• GOAL: Copy out each line featuring the string "this" from the entries beneath.
** Begin DATA LINES **
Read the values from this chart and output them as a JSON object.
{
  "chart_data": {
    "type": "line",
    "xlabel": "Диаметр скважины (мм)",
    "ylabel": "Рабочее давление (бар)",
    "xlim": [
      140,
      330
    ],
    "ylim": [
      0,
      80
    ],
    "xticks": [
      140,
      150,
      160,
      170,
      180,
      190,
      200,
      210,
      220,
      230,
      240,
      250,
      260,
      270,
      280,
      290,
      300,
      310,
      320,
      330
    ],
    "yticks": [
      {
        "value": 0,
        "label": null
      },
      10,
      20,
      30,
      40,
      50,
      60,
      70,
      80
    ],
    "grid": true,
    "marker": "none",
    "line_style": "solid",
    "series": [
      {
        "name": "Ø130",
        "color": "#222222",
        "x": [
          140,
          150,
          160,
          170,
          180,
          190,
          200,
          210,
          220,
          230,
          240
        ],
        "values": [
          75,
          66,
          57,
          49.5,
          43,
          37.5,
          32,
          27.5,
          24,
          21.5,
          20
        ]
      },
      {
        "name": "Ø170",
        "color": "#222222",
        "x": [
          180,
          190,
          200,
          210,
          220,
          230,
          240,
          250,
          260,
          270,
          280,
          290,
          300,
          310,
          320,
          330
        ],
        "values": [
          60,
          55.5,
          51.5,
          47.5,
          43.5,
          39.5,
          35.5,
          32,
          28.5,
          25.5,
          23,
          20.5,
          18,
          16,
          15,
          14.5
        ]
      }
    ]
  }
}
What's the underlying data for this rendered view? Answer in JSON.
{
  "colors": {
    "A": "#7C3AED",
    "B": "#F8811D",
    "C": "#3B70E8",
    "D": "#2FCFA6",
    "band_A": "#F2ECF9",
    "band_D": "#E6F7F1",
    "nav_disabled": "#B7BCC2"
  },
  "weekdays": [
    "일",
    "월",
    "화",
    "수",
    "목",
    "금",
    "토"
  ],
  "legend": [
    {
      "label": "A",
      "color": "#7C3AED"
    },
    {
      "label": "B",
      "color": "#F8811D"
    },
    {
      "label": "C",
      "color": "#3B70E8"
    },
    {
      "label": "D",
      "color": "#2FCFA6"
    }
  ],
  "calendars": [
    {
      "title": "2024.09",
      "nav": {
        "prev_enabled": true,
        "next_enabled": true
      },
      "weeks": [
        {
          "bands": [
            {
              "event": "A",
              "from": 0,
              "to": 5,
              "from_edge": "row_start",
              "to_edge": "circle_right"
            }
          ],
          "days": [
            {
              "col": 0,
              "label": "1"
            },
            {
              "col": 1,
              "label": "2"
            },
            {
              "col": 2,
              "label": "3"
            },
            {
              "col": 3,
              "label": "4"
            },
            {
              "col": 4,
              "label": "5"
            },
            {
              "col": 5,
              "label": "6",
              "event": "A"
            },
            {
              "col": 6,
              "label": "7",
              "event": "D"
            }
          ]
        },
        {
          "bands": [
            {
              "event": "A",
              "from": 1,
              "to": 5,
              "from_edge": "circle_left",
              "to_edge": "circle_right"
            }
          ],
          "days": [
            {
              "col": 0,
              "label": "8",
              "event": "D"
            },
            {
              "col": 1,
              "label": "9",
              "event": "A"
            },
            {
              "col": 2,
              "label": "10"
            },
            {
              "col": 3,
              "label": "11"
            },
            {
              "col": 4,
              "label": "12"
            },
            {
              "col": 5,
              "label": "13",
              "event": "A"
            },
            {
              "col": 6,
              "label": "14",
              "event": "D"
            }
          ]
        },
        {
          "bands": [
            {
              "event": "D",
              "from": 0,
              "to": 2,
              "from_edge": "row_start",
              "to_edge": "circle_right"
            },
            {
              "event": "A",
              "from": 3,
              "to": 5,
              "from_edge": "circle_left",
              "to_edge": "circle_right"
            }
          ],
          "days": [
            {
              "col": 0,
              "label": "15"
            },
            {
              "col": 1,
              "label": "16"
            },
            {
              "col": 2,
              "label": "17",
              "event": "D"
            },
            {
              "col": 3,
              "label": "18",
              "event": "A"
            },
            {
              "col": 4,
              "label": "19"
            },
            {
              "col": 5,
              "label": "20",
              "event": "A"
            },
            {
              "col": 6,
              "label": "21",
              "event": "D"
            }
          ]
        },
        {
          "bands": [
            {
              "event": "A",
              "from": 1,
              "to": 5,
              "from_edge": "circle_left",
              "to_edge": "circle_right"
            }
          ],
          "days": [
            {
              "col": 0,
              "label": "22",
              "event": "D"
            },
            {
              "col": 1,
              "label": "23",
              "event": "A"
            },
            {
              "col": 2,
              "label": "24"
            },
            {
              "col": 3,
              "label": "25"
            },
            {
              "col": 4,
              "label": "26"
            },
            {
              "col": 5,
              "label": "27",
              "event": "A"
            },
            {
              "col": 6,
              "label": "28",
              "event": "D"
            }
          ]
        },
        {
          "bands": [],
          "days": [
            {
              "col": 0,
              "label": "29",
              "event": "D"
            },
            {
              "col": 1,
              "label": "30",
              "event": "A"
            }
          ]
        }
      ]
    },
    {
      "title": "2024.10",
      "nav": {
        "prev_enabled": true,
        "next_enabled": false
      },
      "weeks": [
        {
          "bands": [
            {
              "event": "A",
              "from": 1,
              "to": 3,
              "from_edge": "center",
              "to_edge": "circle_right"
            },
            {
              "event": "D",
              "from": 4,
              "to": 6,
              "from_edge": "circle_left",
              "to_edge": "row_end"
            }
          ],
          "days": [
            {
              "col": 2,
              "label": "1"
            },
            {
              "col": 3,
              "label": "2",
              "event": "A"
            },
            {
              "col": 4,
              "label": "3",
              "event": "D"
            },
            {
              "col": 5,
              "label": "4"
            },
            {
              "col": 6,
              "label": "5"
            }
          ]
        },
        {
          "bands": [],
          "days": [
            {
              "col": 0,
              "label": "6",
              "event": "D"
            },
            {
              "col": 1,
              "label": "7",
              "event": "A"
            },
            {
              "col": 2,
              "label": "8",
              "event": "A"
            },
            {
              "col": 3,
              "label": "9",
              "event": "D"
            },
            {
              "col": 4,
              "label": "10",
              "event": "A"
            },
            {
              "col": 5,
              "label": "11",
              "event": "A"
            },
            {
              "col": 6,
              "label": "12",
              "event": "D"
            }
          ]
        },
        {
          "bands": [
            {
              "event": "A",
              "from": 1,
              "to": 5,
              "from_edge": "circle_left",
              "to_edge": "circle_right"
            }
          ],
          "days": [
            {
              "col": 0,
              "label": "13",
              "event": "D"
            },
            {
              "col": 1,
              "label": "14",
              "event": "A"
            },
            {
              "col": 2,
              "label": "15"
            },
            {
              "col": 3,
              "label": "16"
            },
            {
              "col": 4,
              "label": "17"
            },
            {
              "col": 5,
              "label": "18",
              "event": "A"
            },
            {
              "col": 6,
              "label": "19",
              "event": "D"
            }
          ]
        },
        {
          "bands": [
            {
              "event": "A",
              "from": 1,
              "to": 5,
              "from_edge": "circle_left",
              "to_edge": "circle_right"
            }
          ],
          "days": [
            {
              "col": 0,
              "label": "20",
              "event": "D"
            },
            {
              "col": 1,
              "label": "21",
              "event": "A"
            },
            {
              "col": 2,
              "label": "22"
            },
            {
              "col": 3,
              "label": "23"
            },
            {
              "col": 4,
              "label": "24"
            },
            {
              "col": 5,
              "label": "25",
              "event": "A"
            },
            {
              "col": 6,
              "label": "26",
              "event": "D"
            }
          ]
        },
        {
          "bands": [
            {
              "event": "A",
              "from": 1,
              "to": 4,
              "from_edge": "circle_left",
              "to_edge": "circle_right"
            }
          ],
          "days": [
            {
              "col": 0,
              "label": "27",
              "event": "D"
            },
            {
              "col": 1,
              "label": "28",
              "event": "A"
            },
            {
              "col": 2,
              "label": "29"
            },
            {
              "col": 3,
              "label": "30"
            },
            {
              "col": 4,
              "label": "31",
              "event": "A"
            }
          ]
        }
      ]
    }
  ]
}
** End DATA LINES **
• ANSWER TO THE EXERCISE:
Read the values from this chart and output them as a JSON object.
What's the underlying data for this rendered view? Answer in JSON.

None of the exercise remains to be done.